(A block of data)
☆ ☆ ☆ ☆
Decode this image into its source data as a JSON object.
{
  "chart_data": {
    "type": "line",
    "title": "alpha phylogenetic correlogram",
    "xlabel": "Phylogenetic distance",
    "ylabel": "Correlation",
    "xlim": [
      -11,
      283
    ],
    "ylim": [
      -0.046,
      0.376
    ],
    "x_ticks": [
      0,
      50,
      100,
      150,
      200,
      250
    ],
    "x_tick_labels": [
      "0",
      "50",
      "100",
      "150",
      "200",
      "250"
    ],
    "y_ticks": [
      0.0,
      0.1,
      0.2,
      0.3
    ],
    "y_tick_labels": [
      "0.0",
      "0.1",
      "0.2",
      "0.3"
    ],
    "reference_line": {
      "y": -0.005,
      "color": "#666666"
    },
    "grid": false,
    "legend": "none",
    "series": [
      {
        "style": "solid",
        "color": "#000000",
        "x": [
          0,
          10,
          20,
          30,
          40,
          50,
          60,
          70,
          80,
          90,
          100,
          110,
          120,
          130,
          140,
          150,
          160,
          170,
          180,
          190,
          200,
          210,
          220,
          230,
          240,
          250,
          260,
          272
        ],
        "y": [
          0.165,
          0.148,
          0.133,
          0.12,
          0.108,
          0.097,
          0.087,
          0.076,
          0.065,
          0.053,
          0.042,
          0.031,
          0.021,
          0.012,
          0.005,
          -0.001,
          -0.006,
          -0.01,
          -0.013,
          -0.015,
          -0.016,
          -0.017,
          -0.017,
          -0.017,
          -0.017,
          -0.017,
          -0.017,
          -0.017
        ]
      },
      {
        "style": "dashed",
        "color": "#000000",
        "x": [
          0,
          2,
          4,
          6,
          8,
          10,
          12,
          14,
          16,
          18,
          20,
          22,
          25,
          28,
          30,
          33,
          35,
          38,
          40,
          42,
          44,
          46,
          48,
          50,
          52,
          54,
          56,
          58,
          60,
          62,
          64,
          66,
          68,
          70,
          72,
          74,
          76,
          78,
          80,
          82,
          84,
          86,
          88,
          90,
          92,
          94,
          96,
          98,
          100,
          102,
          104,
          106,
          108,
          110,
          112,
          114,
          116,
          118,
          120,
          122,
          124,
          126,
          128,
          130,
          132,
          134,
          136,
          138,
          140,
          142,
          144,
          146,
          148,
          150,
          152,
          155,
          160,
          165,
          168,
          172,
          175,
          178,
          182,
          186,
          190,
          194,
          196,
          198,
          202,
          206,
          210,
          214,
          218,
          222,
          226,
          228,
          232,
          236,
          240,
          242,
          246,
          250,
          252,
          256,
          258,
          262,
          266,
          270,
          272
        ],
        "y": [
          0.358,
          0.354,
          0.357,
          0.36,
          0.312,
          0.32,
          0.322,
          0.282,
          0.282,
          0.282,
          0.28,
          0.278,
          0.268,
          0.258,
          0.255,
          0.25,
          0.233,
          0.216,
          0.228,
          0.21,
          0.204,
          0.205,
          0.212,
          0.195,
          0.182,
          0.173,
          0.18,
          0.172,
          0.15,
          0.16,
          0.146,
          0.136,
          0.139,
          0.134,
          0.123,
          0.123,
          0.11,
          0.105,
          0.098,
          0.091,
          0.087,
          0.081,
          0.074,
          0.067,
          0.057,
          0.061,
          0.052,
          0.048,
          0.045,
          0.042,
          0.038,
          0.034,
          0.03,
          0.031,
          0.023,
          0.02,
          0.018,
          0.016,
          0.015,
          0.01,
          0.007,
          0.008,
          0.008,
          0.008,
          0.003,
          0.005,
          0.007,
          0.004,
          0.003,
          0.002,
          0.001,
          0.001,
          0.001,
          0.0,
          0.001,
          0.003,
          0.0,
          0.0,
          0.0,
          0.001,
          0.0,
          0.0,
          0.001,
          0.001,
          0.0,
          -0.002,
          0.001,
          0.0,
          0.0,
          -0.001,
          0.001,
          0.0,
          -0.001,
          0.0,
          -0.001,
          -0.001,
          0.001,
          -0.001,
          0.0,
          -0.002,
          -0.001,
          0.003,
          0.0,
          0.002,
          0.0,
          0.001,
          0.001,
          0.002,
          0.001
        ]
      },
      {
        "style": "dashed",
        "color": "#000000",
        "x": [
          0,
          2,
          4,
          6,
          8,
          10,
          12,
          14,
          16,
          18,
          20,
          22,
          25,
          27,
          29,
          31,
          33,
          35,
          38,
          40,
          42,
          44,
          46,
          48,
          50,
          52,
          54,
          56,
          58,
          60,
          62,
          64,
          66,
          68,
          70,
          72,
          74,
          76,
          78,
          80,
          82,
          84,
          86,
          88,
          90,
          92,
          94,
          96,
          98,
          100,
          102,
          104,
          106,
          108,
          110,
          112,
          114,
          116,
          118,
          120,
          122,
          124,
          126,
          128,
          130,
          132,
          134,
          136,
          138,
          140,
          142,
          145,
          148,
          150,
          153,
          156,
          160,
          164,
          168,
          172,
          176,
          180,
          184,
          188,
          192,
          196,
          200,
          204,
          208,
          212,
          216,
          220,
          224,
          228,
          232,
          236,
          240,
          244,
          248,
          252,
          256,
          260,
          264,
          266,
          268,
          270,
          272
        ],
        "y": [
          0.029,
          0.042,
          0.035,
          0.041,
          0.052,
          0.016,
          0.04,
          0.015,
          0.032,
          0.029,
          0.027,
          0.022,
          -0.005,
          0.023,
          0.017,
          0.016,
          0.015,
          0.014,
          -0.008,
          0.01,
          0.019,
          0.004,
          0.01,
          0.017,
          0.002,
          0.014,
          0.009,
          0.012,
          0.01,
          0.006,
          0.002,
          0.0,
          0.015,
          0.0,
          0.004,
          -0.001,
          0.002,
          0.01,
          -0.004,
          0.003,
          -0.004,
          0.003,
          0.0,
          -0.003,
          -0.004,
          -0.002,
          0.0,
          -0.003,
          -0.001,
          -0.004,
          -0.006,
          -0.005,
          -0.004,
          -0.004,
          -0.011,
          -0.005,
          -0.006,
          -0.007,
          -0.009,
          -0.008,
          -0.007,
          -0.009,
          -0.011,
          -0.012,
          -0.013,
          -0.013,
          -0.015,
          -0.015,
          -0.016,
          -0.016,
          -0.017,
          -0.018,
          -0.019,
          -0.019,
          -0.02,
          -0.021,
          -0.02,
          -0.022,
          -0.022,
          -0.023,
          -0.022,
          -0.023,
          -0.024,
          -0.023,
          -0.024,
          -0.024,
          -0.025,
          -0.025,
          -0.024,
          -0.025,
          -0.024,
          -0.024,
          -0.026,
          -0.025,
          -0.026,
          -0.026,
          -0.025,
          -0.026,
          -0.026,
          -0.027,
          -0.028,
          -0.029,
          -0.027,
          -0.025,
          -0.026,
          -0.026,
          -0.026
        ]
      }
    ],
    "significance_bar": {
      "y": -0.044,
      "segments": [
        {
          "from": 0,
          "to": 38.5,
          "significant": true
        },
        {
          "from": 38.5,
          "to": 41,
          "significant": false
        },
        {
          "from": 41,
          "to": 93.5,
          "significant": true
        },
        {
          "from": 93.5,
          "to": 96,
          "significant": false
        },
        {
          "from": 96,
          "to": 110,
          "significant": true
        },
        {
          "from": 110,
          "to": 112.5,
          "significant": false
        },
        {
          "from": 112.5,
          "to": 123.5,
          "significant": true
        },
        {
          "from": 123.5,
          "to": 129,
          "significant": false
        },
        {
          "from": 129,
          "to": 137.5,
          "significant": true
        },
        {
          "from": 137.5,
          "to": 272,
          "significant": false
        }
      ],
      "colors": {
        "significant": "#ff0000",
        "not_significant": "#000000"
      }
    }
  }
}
☆ ☆ ☆ ☆
Scan the material above for the word "from". Copy each line where it occurs.

          "from": 0,
          "from": 38.5,
          "from": 41,
          "from": 93.5,
          "from": 96,
          "from": 110,
          "from": 112.5,
          "from": 123.5,
          "from": 129,
          "from": 137.5,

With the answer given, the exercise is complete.